▶ **Figure collection entries**
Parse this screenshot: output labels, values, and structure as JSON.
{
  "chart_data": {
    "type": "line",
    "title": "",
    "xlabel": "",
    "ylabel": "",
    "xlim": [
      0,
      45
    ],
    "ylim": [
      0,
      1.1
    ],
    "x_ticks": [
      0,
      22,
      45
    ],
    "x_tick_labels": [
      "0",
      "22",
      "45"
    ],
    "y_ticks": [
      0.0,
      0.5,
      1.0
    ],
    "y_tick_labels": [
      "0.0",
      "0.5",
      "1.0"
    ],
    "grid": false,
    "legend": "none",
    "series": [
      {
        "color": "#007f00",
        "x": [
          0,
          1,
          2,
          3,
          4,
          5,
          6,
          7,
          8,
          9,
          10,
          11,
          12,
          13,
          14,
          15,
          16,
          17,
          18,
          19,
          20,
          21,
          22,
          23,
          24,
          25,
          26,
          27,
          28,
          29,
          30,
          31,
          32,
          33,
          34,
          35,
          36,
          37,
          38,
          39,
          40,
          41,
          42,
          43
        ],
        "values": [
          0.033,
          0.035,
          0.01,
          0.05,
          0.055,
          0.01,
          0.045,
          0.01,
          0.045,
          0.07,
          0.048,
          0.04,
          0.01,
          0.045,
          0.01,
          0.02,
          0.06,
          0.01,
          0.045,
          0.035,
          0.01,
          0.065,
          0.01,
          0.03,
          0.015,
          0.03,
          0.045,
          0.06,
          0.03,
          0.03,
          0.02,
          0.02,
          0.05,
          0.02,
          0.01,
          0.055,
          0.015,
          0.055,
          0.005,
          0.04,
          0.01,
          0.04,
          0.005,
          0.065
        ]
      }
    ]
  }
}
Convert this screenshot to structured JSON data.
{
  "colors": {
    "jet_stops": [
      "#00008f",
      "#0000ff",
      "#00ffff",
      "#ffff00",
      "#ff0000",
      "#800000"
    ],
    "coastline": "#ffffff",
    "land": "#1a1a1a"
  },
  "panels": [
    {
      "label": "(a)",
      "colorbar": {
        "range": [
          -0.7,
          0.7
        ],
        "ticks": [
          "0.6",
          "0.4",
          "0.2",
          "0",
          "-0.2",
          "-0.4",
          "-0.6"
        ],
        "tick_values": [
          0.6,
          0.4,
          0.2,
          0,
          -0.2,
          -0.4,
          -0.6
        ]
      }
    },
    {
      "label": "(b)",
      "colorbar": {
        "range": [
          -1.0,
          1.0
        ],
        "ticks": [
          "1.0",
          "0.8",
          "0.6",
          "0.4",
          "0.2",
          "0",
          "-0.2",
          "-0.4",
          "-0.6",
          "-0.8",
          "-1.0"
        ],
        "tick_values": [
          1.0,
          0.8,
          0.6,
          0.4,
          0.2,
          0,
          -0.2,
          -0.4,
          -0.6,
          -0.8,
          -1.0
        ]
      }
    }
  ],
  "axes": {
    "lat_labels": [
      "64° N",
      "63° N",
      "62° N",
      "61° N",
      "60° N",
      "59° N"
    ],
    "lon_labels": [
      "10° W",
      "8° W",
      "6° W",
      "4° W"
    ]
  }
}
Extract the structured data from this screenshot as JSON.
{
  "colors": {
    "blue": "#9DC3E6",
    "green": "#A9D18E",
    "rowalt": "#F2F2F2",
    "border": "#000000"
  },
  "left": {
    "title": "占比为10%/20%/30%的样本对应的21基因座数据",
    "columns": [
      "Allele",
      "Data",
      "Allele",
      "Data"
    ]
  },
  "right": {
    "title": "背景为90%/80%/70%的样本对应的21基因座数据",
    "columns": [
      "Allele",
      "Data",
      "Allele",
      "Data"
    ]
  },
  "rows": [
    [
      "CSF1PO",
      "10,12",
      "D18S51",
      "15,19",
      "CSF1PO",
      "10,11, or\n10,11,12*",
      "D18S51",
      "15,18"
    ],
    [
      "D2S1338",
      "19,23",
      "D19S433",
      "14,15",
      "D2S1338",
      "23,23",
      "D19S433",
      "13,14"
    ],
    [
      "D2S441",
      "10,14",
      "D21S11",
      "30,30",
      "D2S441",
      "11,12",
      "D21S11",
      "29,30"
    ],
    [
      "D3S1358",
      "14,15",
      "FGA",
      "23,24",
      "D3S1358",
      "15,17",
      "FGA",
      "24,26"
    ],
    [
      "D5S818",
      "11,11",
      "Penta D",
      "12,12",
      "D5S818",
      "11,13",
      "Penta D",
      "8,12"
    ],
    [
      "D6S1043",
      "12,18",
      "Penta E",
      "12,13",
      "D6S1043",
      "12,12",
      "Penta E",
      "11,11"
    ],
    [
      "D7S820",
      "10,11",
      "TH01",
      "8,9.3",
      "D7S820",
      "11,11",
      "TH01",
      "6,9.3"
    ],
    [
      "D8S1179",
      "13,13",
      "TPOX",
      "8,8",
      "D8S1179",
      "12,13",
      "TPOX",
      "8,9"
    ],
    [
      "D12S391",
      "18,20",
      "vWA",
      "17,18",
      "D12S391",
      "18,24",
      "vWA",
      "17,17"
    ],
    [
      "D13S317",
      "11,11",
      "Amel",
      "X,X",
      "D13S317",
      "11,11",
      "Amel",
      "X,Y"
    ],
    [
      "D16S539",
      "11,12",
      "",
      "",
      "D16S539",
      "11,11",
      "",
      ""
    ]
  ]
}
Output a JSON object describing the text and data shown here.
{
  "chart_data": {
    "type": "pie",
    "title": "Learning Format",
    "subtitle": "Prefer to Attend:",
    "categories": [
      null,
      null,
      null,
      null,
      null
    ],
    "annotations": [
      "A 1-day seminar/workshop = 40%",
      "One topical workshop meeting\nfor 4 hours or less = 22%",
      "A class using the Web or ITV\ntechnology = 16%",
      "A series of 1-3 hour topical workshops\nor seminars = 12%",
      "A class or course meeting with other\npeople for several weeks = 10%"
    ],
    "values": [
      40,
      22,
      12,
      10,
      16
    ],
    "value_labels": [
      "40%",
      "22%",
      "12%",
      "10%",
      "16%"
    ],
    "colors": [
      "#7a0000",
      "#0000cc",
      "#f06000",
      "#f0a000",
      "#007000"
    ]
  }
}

▶ **Prompt**
Gather each line in the entries above where the string "topical" is found.

▶ **Expected answer**
      "One topical workshop meeting\nfor 4 hours or less = 22%",
      "A series of 1-3 hour topical workshops\nor seminars = 12%",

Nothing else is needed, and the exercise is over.